(Task goal) Repeat the listing word for word. No pictures belong in the copy.

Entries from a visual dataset
• • •
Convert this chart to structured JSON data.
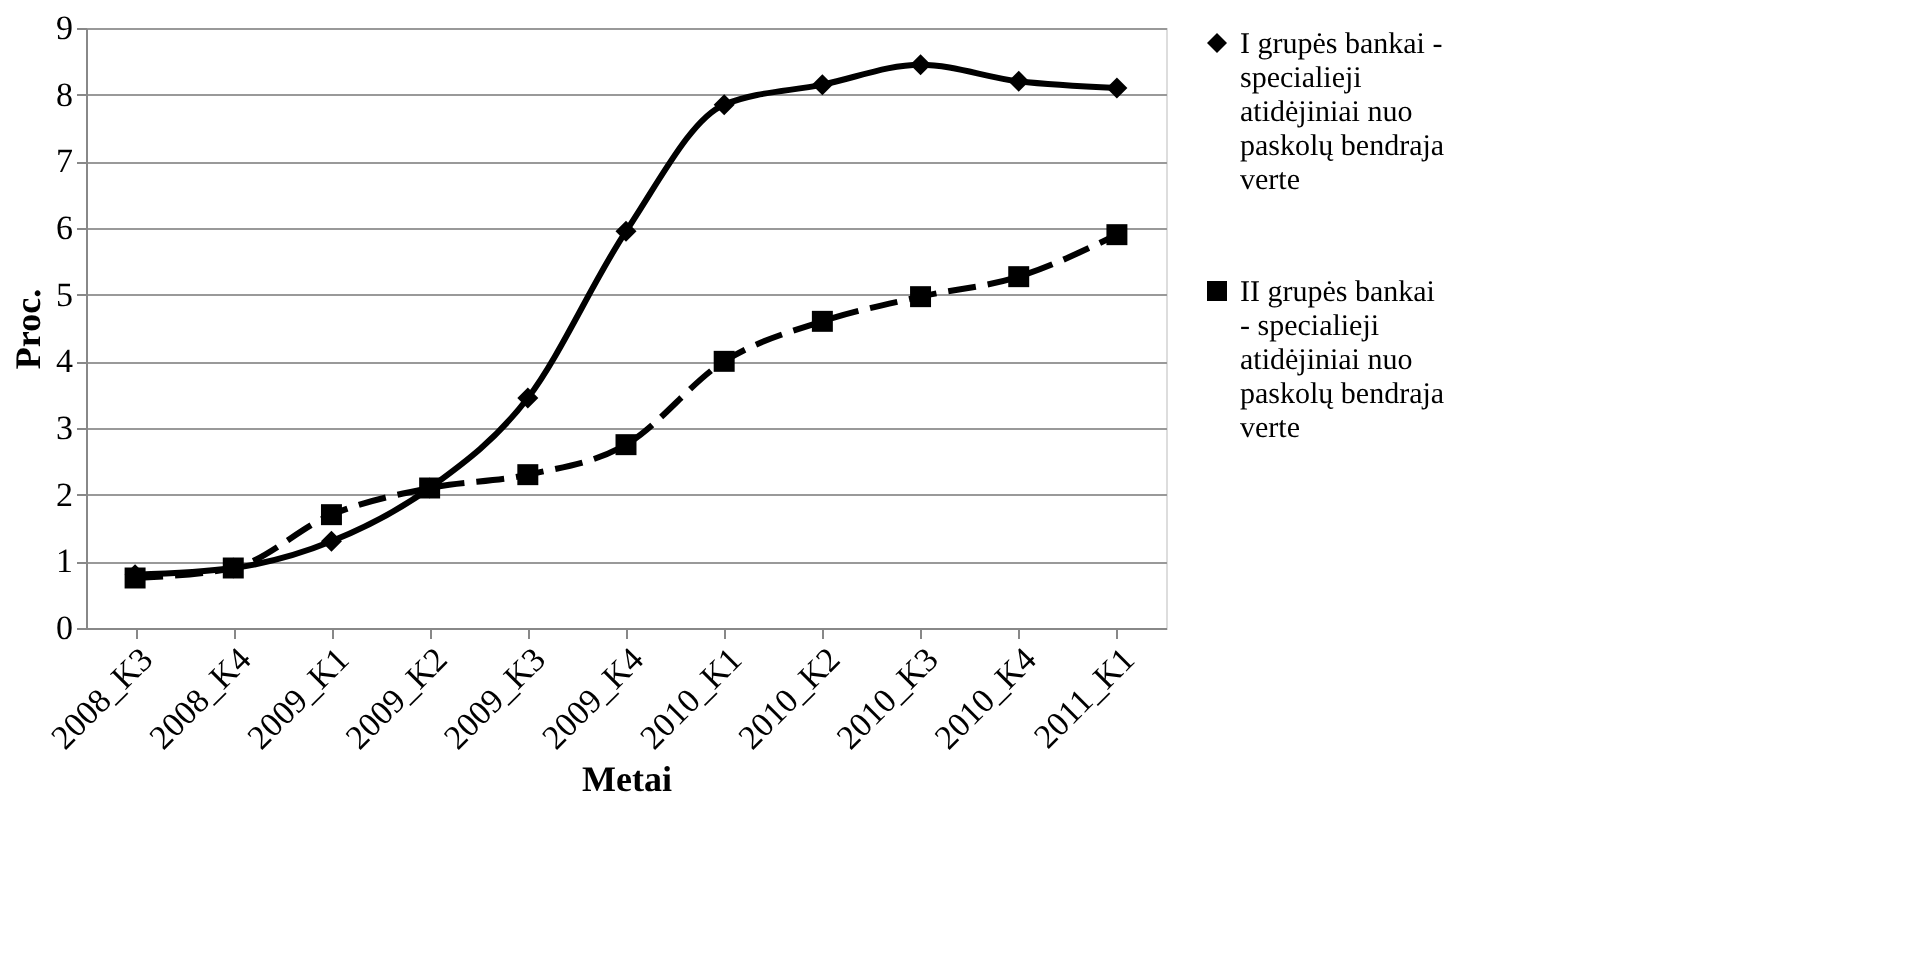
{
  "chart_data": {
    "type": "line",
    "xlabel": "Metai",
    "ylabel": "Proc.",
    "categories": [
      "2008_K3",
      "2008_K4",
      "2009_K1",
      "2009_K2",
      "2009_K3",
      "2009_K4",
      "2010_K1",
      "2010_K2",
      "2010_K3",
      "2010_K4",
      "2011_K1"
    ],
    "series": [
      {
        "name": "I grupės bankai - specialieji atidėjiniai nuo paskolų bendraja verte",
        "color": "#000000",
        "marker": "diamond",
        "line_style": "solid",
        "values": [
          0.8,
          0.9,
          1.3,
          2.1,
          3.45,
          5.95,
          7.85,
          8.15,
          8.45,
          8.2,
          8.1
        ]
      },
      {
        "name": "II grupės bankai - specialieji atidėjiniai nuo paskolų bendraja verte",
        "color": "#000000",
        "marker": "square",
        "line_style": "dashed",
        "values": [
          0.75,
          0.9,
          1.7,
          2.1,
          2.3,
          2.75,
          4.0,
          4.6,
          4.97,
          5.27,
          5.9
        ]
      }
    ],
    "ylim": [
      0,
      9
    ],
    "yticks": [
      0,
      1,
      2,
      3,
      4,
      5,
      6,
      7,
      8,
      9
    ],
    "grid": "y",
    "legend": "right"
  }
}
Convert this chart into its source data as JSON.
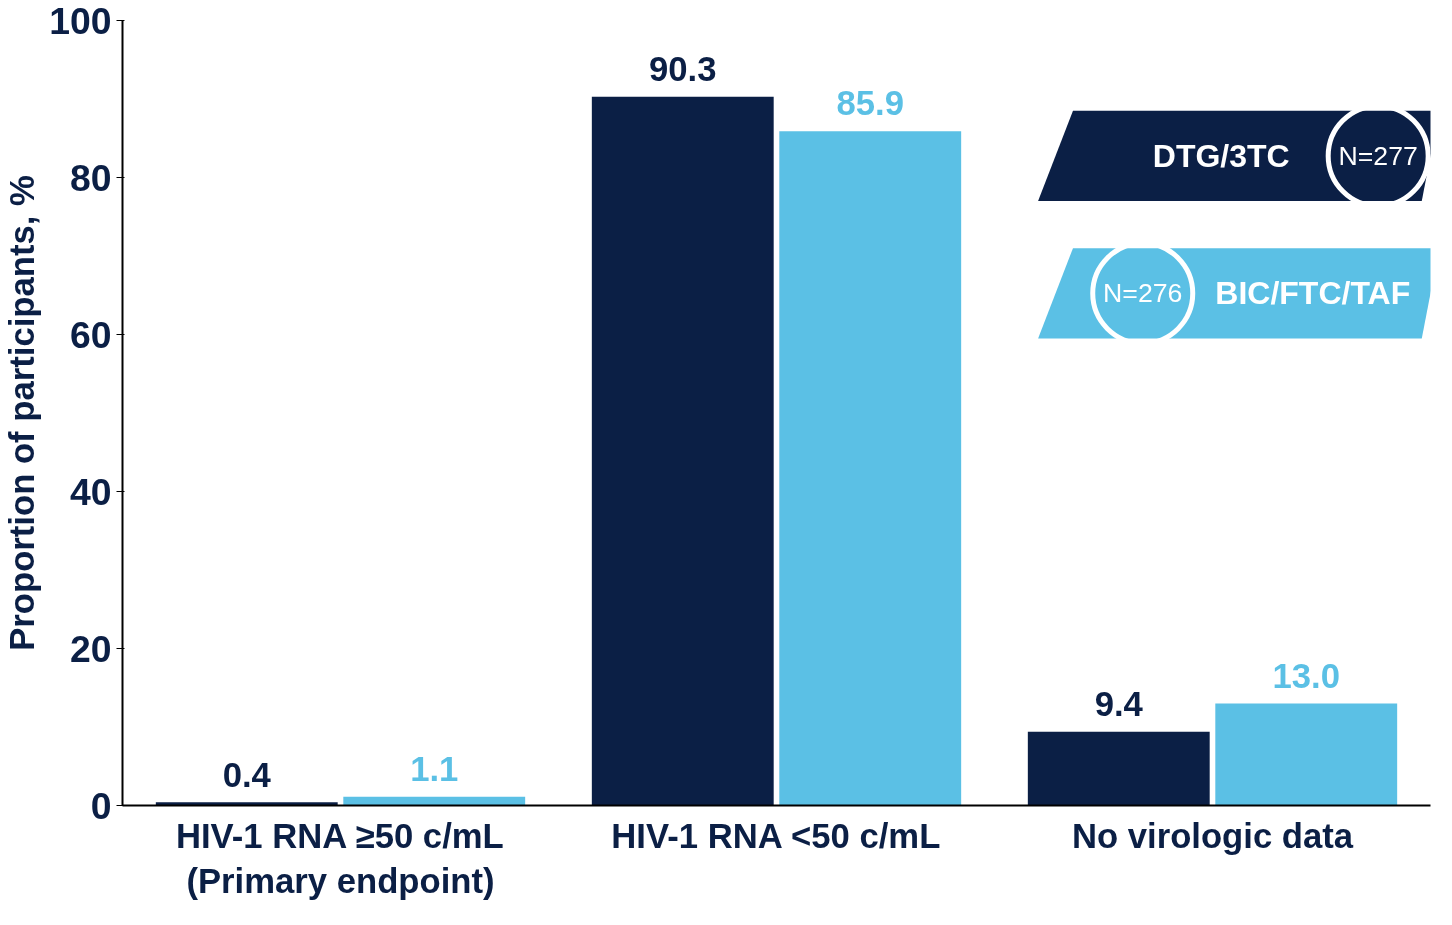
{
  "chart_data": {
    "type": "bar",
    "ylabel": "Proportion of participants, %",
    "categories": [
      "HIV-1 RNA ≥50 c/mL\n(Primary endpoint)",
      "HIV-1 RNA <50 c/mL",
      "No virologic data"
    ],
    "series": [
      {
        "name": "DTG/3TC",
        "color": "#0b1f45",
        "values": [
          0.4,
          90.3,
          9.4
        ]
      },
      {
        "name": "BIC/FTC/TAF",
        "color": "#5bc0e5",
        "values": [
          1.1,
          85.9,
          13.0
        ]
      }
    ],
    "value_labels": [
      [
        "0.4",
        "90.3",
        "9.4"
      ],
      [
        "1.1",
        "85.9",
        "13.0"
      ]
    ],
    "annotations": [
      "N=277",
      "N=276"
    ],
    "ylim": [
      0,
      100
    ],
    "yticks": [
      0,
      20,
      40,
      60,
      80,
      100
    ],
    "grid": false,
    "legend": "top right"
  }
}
• • •
(Problem solution)
Convert this chart to structured JSON data.
{
  "chart_data": {
    "type": "line",
    "xlabel": "Metai",
    "ylabel": "Proc.",
    "categories": [
      "2008_K3",
      "2008_K4",
      "2009_K1",
      "2009_K2",
      "2009_K3",
      "2009_K4",
      "2010_K1",
      "2010_K2",
      "2010_K3",
      "2010_K4",
      "2011_K1"
    ],
    "series": [
      {
        "name": "I grupės bankai - specialieji atidėjiniai nuo paskolų bendraja verte",
        "color": "#000000",
        "marker": "diamond",
        "line_style": "solid",
        "values": [
          0.8,
          0.9,
          1.3,
          2.1,
          3.45,
          5.95,
          7.85,
          8.15,
          8.45,
          8.2,
          8.1
        ]
      },
      {
        "name": "II grupės bankai - specialieji atidėjiniai nuo paskolų bendraja verte",
        "color": "#000000",
        "marker": "square",
        "line_style": "dashed",
        "values": [
          0.75,
          0.9,
          1.7,
          2.1,
          2.3,
          2.75,
          4.0,
          4.6,
          4.97,
          5.27,
          5.9
        ]
      }
    ],
    "ylim": [
      0,
      9
    ],
    "yticks": [
      0,
      1,
      2,
      3,
      4,
      5,
      6,
      7,
      8,
      9
    ],
    "grid": "y",
    "legend": "right"
  }
}
Convert this chart into its source data as JSON.
{
  "chart_data": {
    "type": "bar",
    "ylabel": "Proportion of participants, %",
    "categories": [
      "HIV-1 RNA ≥50 c/mL\n(Primary endpoint)",
      "HIV-1 RNA <50 c/mL",
      "No virologic data"
    ],
    "series": [
      {
        "name": "DTG/3TC",
        "color": "#0b1f45",
        "values": [
          0.4,
          90.3,
          9.4
        ]
      },
      {
        "name": "BIC/FTC/TAF",
        "color": "#5bc0e5",
        "values": [
          1.1,
          85.9,
          13.0
        ]
      }
    ],
    "value_labels": [
      [
        "0.4",
        "90.3",
        "9.4"
      ],
      [
        "1.1",
        "85.9",
        "13.0"
      ]
    ],
    "annotations": [
      "N=277",
      "N=276"
    ],
    "ylim": [
      0,
      100
    ],
    "yticks": [
      0,
      20,
      40,
      60,
      80,
      100
    ],
    "grid": false,
    "legend": "top right"
  }
}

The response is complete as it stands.